PASSAGE SHOWN
<<<<
On sale November 3rd is Star Wars Battlefront: Twilight Company. Borrowing its title from the soon to be released EA game, Star Wars Battlefront, this novel takes fans into the front lines of the Galactic Civil War.
Twilight Company is the debut novel by Alexander Freed, who has previously written for video games as well as comic books.
The novel opens with a flashback chapter set 13 years after the Clone Wars and then jumps forward nine years to what amounts to present day in the novel. Each chapter begins with a location and a time frame, helping readers to orient where they are in the story. This is beneficial as it allows Freed to jump around in the timeline to flesh out back story and events.
In terms of feel, this is a different novel tone than we have gotten in a while. In some ways this reminds me of the more popular Star Wars war stories, like Karen Traviss’ Republic Commando series, Michael Reeves and Steve Perry’s MedStar Duology, and Timothy Zahn’s Hand of Judgement books.
In other ways this novel reminds me of Gareth Edwards’ description of the tone of his upcoming film, Star Wars: Rogue One; Edwards has emphasized that it is a war film and that “It’s about the fact that god’s not coming to save us, and we’re on our own.”
In Twilight Company it is clear that the Force-using gods aren’t coming to save anyone and our characters know it. The central character of the novel is Sgt. Hazram Namir. To say Namir is cynical would be like saying battle droids are dumb or Hutts are slightly overweight. Namir is an enigmatic character, loyal, extremely competent and talented in war. In other ways he is extremely naive, rudderless, and weary.
The various characters of Twilight Company pass in and out of Namir’s orbit through the course of the book. I won’t attempt to list them all but some of the ones that I really enjoyed were Howl, Gadren, Brand, and Roach. Howl as the captain of Twilight Company remains slightly mysterious and appears to be operating on a near mystical plane of thought to Namir. Gadren is just a very cool concept, whose physical monstrousness is not reflected in his wisdom and kindness (at least to his squadmates). Brand, a former bounty hunter serves as a sniper for Twilight Company, has an interesting friendship with Namir. Finally Roach, the “fresh meat” character that we see join Twilight Company, has a unique introduction and is a pleasant addition to any scene she is in.
>>>>
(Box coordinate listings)
<<<<
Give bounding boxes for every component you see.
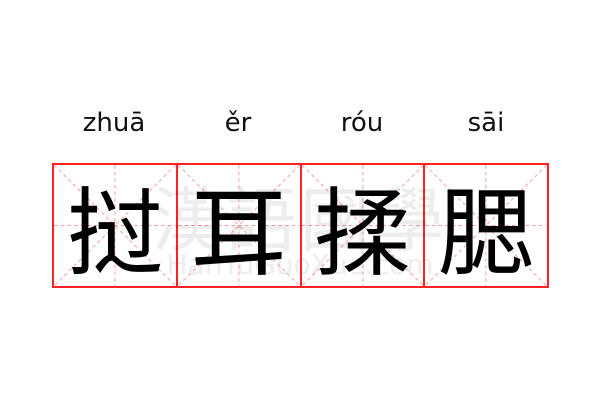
pinyin-3: róu (340, 108, 384, 138)
character-cell: 揉 (300, 164, 425, 290)
character-grid: 挝 耳 揉 腮 (52, 163, 549, 290)
character-cell: 挝 (53, 164, 177, 290)
grid-guide-icon (301, 165, 424, 286)
character-1: 挝 (66, 178, 163, 290)
pinyin-1: zhuā (82, 108, 146, 138)
grid-guide-icon (54, 165, 176, 286)
pinyin-4: sāi (467, 108, 505, 138)
character-4: 腮 (438, 178, 535, 290)
character-3: 揉 (314, 178, 411, 290)
grid-guide-icon (425, 165, 547, 286)
character-cell: 腮 (424, 164, 548, 290)
character-cell: 耳 (176, 164, 301, 290)
grid-guide-icon (177, 165, 300, 286)
pinyin-2: ěr (224, 108, 252, 138)
character-2: 耳 (190, 178, 287, 290)
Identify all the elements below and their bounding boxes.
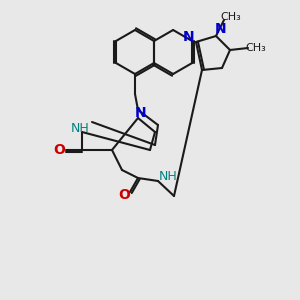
Text: N: N: [215, 22, 227, 36]
Text: NH: NH: [159, 170, 177, 184]
Text: N: N: [183, 30, 195, 44]
Text: O: O: [53, 143, 65, 157]
Text: NH: NH: [70, 122, 89, 134]
Text: N: N: [135, 106, 147, 120]
Text: O: O: [118, 188, 130, 202]
Text: CH₃: CH₃: [220, 12, 242, 22]
Text: CH₃: CH₃: [246, 43, 266, 53]
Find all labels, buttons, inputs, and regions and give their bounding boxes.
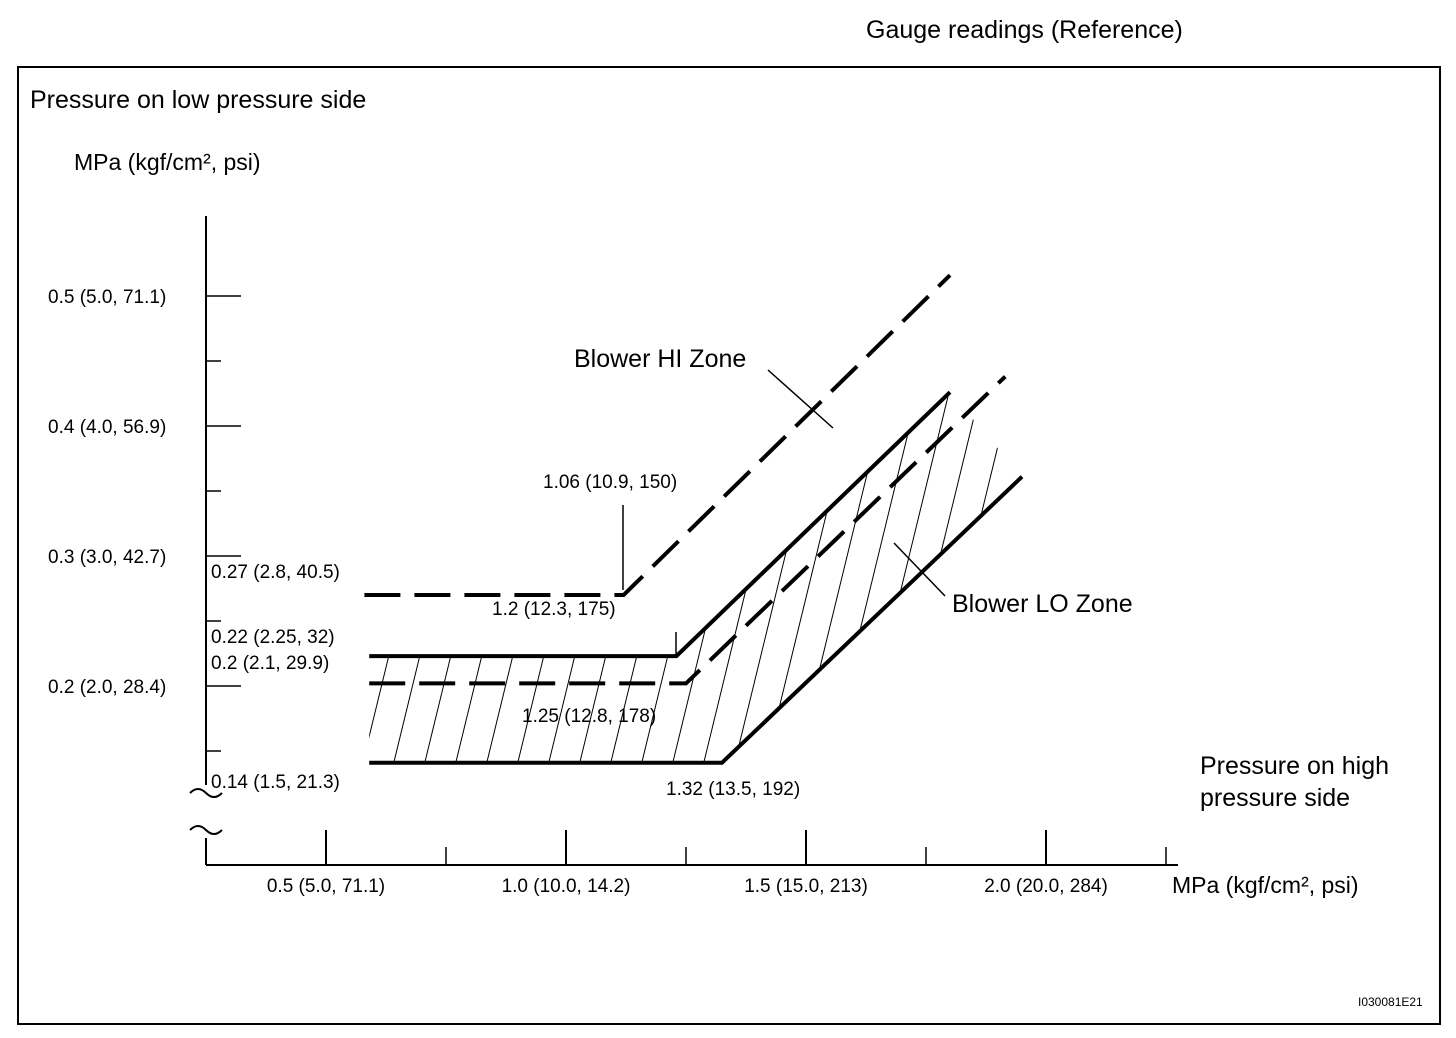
>>>>
WHAT TO WORK ON
a - From the review of Star Wars Battlefront: Twilight Company, name the members of Twilight Company that the reviewer singles out as ones they really enjoyed.
b - Extend the review of Star Wars Battlefront: Twilight Company, picking up right after its final sentence.

PER-TASK ANSWERS
a - Howl, Gadren, Brand, Roach

b -
Though he is not part of Twilight Company, I would be remiss if I did not mention that the new canon Nien-aissance continues as Nien Nunb makes an appearance in the novel. (This dude gets around.)
As much as I enjoy what Freed did with the Rebels of Twilight Company, where this novel shines in terms of characters is the Imperials: Everi Chalis, Governor of Haidoral Prime; Prelate Verge, member of Imperial Ruling Council; SP-475, female human stormtrooper from Sullust; and Tabor Seitaron, Captain of the Star Destroyer, Herald.
SP-475, aka Thara Nyende, is a female stormtrooper who is from and is stationed on Sullust. Part of the local garrison, she is a proud servant of the Empire and believes in what she is doing. She is good-hearted and tries to find a balance between helping locals and doing her duty. As the situation on Sullust escalates she buys into the Imperial propaganda that the Rebels are forcing the Empire’s actions. Thara is an interesting character because she represents some of the best parts of the Empire. Her story is also important because it helps set up things that will pay off in the climax of the novel. Oh, and she is a female stormtrooper, so that is pretty neat as well.
Captain Tabor Seitaron is an old war horse plucked from the halls of academia by Prelate Verge to help on his mission. Seitaron is a reluctant–but very effective–military commander. In some ways he has strong parallels with Thara in that they seem to be honorable and generally good people working within the machine that is the Empire. Seitaron’s age and attitude is a nice contrast to Verge.
Prelate Verge is an extremely fun character–brilliant, violent, petulant. Pardon a Game of Thrones reference but he appears to have the mind of Tywin Lannister and the temperament of Joffrey. He represents a new generation of Imperials, ones born and raised under the Empire, not under the Republic. He also represents the new aristocracy that has arisen within the Imperial Court. In terms of real world associations, a seemingly unavoidable comparison would be to the Nazi’s Hitler Youth. Verge is a brilliant–but borderline insane–zealot. He also makes me think a bit about Jason Fry’s Servants of the Empire: The Secret Academy and what the Imperials in that book have planned for youth and future generations.
Everi Chalis was an absolute revelation in this book. A protegé of Count Vidian, she is the Governor of Haidoral Prime, an emissary to the Imperial Ruling Council and former head of the Imperial Department of Military Research. Chalis is a walking expert on the Imperial war machine. Troop levels, resources, production, politics, etc., Chalis has all the facts and figures but in addition she is able to make coherent sense of it all in her head. As such she is an extremely valuable potential asset to both the Empire and Rebellion. Her value is perhaps only eclipsed by her own opinion of herself.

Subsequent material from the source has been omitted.